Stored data

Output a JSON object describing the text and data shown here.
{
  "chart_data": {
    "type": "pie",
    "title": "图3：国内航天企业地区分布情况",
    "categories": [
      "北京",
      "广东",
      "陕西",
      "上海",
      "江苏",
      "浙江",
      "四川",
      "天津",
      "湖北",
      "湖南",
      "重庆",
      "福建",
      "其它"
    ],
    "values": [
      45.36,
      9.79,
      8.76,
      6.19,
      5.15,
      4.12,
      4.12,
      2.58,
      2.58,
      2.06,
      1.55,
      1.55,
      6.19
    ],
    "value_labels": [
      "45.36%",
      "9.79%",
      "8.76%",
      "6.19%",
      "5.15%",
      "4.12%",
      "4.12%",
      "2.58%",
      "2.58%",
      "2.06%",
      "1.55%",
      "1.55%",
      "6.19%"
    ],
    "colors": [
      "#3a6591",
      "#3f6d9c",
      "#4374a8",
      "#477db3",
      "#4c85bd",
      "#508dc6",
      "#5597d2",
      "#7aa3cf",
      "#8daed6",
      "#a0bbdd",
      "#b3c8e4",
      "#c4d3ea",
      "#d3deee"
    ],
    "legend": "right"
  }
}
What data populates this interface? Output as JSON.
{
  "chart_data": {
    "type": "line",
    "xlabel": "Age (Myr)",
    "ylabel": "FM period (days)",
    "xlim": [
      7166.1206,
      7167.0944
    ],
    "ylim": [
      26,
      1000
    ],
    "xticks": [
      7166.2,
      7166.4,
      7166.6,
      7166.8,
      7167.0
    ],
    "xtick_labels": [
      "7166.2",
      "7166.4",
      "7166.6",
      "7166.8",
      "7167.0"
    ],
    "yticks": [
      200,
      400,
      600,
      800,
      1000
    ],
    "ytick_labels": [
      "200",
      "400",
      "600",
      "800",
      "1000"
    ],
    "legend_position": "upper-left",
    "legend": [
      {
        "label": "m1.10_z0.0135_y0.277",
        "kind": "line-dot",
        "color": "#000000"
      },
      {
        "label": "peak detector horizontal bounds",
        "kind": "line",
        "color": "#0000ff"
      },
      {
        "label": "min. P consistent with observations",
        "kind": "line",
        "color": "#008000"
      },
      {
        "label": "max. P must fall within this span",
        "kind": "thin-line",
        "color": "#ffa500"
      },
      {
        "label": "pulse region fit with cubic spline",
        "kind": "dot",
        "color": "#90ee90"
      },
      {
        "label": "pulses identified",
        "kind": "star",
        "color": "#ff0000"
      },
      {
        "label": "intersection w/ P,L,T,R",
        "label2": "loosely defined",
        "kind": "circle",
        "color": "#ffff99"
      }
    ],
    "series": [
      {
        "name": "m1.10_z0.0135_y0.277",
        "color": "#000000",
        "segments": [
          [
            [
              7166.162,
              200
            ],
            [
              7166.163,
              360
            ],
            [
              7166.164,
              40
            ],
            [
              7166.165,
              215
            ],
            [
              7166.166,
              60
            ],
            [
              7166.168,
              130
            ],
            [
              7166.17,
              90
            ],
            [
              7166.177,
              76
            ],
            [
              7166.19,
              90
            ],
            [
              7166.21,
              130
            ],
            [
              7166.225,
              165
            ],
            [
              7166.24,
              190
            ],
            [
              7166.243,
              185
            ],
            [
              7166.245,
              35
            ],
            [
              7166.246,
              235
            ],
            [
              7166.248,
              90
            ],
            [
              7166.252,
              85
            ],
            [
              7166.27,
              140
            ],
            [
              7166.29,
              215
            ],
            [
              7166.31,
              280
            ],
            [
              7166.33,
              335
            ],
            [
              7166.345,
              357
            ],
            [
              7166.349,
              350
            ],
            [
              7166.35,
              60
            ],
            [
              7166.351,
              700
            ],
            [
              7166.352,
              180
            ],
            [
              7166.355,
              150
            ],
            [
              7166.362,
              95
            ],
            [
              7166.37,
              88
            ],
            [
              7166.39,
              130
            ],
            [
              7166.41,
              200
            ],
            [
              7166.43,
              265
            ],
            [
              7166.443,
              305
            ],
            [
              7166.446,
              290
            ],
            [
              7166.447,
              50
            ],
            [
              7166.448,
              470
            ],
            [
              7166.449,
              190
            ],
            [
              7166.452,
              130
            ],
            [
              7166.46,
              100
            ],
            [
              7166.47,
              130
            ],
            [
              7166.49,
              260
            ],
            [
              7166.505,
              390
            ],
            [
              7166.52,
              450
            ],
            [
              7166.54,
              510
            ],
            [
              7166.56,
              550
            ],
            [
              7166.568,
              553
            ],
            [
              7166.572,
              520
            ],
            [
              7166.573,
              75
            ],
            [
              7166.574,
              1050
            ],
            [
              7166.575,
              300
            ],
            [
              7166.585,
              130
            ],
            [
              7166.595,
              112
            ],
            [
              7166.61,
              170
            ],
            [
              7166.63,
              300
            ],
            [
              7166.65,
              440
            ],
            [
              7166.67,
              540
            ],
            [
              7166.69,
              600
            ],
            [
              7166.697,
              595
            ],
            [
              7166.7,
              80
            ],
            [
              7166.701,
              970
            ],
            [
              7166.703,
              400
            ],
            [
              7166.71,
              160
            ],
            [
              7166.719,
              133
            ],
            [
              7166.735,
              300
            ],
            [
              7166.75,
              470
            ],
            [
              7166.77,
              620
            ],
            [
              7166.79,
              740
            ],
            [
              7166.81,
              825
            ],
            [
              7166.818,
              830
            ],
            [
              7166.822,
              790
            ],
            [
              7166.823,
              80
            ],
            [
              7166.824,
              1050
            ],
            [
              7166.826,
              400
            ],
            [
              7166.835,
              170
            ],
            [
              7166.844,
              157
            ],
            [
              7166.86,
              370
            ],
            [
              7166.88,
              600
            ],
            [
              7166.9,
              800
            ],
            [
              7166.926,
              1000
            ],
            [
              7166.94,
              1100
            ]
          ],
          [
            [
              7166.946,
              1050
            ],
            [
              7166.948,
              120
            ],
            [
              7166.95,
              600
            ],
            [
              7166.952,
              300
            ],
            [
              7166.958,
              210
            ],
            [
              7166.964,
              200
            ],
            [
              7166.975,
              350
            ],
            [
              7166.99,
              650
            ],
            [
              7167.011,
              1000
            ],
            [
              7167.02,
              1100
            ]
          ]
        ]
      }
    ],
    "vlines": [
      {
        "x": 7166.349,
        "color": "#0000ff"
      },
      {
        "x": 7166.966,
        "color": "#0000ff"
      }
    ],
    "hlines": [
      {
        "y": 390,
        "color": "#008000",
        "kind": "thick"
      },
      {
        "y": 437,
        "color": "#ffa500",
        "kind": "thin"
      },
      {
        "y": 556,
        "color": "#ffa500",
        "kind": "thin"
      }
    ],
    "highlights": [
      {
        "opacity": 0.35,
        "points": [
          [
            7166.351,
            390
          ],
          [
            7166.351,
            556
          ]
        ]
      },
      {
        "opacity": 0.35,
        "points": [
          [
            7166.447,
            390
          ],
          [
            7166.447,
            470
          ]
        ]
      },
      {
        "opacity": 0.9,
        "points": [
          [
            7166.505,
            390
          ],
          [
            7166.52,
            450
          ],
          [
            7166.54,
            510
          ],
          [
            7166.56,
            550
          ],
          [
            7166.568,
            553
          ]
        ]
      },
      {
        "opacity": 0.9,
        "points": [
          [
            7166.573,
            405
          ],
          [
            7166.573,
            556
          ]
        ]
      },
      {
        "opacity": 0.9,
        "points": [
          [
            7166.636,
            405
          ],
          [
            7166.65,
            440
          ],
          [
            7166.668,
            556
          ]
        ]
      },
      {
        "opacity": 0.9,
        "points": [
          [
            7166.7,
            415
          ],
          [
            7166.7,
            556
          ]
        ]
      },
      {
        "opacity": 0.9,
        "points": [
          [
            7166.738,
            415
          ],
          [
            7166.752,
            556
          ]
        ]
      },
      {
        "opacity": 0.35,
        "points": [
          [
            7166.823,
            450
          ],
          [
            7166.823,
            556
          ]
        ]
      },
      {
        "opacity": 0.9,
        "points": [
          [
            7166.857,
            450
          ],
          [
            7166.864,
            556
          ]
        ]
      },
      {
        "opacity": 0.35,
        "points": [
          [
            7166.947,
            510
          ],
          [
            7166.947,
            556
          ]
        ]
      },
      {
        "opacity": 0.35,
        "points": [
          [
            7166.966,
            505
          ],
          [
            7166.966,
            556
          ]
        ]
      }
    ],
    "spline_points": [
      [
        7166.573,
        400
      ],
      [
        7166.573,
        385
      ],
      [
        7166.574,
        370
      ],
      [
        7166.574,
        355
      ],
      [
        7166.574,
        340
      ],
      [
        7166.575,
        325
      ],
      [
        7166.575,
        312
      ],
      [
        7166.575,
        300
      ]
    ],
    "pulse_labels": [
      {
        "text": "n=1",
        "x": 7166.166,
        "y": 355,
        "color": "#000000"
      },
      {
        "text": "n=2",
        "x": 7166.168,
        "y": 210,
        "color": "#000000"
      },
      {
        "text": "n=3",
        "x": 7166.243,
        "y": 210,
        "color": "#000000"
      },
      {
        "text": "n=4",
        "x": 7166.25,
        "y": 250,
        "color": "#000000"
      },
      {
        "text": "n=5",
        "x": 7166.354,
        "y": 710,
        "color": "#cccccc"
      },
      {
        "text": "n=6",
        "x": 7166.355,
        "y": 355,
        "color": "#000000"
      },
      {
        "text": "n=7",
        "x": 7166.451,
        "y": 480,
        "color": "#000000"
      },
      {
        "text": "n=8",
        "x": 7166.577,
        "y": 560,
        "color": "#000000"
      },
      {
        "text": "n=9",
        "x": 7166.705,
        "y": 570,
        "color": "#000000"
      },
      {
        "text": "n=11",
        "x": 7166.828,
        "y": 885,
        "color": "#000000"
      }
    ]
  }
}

**DIRECTION:**
Locate the word "kind" in the entries, and copy every line where it is found.

**EXERCISE RESPONSE:**
        "kind": "line-dot",
        "kind": "line",
        "kind": "line",
        "kind": "thin-line",
        "kind": "dot",
        "kind": "star",
        "kind": "circle",
        "kind": "thick"
        "kind": "thin"
        "kind": "thin"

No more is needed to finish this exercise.